▶ **EXTRACT**
Why Employees Don’t Use Dashboards Even When Leadership Supports Them
The question of why employees don’t use dashboards usually has specific operational answers. In some cases, the data is accurate but arrives too late to shape a decision. In other cases, sales, finance, and operations define the same metric differently, which makes the dashboard difficult to use in cross-functional discussions. Sometimes a dashboard shows a problem clearly but offers too little context for a manager to decide what to do next.
Leadership behavior also plays a major role. For example, if executives praise analytics while still asking for offline spreadsheets and manually assembled slide decks, the organization learns very quickly that the official dashboard is optional.
This is where enterprise software consulting can add value beyond platform selection. The best advisors help organizations decide which decisions should be supported in the analytics layer, which should remain embedded in ERP workflows, and what level of data governance is required for adoption to hold.
What Executives Should Do Differently
Executives usually get better results when they treat adoption as a people, process, and data issue rather than a dashboard design issue.
A few actions usually matter most:
- Define which roles are expected to use analytics and for which decisions.
- Tie each dashboard to a recurring business action such as forecast review, inventory rebalancing, or margin analysis.
- Identify the ERP and operational data that must be reliable for users to trust the output.
- Reinforce dashboard use in actual management meetings, not just in project communications.
Learn More About How to Drive Advanced Analytics Adoption
Advanced analytics user adoption improves when leadership treats it as a business discipline tied to decision ownership, workflow design, and data trust rather than as a reporting project alone.
At Panorama, we help organizations evaluate these issues independently so ERP software decisions are grounded in operational reality rather than vendor pressure. Contact an ERP system consultant to discuss how to drive advanced analytics adoption across your organization.
FAQs About How to Drive Advanced Analytics Adoption
What Should Executives Evaluate Before Buying An Advanced Analytics ERP System?
Executives should evaluate which business decisions the ERP system will support, what data it depends on, and which leaders will own the metrics. The right fit is usually the system that aligns with real workflows, trusted ERP data, and the pace of decisions across functions rather than the one with the most impressive demo.

(Stored dataset items)
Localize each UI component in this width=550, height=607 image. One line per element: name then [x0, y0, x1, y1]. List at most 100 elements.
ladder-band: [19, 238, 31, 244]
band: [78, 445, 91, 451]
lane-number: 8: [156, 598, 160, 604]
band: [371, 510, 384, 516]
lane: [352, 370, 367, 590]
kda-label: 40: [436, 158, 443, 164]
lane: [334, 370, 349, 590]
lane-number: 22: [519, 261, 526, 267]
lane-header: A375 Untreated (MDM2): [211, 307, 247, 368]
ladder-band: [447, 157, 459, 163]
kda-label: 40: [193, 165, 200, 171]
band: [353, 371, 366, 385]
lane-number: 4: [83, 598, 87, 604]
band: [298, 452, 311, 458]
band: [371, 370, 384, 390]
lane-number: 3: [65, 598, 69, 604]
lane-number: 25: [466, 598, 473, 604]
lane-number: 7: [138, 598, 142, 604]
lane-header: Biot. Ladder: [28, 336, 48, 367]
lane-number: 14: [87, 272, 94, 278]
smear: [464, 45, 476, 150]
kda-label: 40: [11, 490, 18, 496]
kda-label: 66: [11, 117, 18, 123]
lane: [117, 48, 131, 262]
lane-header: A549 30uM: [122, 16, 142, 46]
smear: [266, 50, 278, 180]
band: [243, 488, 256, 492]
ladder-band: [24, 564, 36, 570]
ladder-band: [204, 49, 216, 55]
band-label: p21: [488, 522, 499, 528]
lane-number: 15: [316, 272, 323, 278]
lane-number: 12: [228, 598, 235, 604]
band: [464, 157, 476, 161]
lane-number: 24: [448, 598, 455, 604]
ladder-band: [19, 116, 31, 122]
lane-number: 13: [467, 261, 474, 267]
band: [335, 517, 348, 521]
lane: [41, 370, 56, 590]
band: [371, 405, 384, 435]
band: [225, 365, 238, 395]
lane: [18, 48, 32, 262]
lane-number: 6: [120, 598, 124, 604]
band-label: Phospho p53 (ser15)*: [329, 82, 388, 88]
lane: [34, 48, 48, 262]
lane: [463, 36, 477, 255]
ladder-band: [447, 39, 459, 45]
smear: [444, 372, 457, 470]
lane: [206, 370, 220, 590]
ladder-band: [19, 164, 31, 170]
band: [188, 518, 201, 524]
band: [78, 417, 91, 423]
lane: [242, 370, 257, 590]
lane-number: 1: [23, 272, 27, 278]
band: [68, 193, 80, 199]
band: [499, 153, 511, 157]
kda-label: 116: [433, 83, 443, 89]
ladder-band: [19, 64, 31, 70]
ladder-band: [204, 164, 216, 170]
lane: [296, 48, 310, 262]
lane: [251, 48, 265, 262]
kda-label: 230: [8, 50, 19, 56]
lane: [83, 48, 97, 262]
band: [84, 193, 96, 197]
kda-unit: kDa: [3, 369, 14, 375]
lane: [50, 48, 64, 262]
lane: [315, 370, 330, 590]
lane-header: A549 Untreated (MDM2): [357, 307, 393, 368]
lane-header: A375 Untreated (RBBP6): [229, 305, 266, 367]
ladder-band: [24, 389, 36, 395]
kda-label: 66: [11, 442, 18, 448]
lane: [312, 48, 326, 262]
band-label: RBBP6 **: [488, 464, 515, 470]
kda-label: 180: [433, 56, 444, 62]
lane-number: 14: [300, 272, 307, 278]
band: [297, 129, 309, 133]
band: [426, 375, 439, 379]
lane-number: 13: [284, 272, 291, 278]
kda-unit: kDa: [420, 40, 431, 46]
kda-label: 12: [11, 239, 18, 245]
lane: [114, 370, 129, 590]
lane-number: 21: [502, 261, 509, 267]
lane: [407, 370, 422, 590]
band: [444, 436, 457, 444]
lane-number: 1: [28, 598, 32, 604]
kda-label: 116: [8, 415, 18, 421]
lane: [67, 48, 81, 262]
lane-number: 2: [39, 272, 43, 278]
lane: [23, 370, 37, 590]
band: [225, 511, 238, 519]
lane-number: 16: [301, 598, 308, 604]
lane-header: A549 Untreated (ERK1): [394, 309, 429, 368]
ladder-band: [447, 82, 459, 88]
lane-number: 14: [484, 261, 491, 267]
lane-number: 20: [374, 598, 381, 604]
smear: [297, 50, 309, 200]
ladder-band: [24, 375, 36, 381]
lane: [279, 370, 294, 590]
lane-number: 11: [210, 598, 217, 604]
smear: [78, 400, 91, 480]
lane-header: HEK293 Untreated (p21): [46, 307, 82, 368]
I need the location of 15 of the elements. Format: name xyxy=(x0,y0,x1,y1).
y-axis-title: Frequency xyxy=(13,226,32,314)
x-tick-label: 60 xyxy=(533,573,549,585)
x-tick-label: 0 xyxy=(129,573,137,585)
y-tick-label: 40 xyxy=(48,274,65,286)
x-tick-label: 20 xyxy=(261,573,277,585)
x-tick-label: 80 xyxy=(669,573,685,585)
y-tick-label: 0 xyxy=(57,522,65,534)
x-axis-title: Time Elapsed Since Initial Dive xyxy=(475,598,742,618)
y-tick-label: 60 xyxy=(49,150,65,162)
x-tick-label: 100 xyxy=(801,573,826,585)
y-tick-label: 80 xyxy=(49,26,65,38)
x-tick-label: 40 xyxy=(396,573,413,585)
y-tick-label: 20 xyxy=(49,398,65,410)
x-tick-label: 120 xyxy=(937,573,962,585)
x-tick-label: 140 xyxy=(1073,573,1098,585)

▶ **QUESTIONS ON THE MATERIAL**
1. Retype the passage of the dashboard adoption article between "FAQs About How" and "most impressive demo.", inclusive.
2. Continue the dashboard adoption article from its last sentence onward.

▶ **REPLIES**
1.
FAQs About How to Drive Advanced Analytics Adoption
What Should Executives Evaluate Before Buying An Advanced Analytics ERP System?
Executives should evaluate which business decisions the ERP system will support, what data it depends on, and which leaders will own the metrics. The right fit is usually the system that aligns with real workflows, trusted ERP data, and the pace of decisions across functions rather than the one with the most impressive demo.

2.
When Should A Company Bring In An ERP Or Analytics Advisor?
A company should consider outside help when analytics depends heavily on ERP data, when dashboard usage is already inconsistent, or when ERP software selection is becoming tied to broader process redesign. This is often the point where an independent ERP advisor can help leadership separate business requirements from vendor messaging.
How Do You Improve Employee Adoption Of Analytics Tools After Go-Live?
Post-go-live improvement usually starts with role-specific expectations, stronger data ownership, and tighter alignment between analytics and day-to-day decisions. Adoption gets stronger when managers can use the tool to solve a real problem faster, whether that means adjusting a forecast, managing inventory risk, or reviewing margin performance.
Why Do Analytics Projects Underperform Even With Executive Support?
They often underperform when executive support stays at the messaging level and does not become operating discipline. If leaders continue to rely on spreadsheets, tolerate conflicting definitions, or avoid using dashboards in decision meetings, employees quickly conclude that analytics is helpful to discuss but optional to use.
What Is The Link Between ERP Modernization And Advanced Analytics User Adoption?
ERP modernization matters because many analytics environments rely on ERP transaction data, master data, and workflow timing. When ERP processes are inconsistent, analytics trust weakens. When ERP data is cleaner and business rules are more disciplined, advanced analytics user adoption becomes easier to scale across the organization.